DATA ROWS:
• • •

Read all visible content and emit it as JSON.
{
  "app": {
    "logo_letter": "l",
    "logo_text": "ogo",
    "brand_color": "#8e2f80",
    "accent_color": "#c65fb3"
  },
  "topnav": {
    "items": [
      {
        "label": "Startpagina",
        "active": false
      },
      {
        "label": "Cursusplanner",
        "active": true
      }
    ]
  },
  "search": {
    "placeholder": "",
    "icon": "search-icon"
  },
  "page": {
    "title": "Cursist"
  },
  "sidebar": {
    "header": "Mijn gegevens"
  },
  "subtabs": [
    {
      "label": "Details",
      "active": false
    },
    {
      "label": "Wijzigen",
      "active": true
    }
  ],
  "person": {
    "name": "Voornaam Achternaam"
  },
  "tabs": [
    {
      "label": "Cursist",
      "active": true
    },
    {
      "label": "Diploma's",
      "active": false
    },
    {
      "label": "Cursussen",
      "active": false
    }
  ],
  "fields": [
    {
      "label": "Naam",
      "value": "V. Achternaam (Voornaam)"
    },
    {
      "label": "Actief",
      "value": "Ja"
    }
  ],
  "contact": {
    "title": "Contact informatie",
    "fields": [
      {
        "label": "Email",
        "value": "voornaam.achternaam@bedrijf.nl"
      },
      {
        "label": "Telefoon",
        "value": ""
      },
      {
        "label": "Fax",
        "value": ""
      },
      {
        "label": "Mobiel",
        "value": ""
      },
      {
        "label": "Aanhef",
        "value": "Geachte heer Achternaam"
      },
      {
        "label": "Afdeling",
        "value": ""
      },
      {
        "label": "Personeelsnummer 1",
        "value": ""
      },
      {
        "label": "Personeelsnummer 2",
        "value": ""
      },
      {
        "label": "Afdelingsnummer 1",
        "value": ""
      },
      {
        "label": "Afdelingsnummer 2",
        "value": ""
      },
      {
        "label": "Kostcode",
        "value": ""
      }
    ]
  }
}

• • •

BRIEF: The answer is one number: how many lines of the material above contain "Afdelingsnummer".

EXERCISE RESPONSE: 2